Items from a dataset:

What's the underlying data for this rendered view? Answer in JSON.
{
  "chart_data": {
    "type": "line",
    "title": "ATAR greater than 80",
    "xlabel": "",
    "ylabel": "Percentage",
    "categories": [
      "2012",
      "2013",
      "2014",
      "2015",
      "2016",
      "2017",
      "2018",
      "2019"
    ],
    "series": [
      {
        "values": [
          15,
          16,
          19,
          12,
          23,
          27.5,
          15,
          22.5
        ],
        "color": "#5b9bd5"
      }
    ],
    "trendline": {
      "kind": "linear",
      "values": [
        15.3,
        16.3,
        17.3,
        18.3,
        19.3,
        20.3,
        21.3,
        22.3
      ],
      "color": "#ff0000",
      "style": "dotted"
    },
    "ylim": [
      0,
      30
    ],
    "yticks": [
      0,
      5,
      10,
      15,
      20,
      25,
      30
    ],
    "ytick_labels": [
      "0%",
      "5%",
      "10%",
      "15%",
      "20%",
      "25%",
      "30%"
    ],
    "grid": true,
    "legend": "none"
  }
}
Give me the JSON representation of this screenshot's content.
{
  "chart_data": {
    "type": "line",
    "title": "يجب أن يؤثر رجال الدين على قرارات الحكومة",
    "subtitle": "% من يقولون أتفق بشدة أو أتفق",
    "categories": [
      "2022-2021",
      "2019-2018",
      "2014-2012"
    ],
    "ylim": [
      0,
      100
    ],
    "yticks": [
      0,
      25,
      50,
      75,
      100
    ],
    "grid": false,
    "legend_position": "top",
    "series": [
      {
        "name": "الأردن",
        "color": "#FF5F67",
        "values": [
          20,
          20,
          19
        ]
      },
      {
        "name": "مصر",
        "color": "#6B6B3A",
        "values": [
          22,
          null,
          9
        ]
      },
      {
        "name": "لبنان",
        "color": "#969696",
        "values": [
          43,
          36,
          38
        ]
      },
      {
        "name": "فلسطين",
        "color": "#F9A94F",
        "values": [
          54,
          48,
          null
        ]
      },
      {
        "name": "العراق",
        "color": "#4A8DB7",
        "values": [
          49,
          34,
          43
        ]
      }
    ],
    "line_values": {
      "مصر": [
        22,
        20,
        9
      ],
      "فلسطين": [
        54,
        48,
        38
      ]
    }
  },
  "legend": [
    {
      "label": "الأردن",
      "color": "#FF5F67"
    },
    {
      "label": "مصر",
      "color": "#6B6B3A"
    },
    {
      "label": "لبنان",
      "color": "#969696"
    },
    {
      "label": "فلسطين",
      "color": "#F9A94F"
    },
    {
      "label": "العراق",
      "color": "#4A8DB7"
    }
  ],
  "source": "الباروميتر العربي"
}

→ YOUR INSTRUCTIONS: Filter the records down to the lines that contain the string "name", and copy those lines.

→ PROBLEM SOLUTION:
        "name": "الأردن",
        "name": "مصر",
        "name": "لبنان",
        "name": "فلسطين",
        "name": "العراق",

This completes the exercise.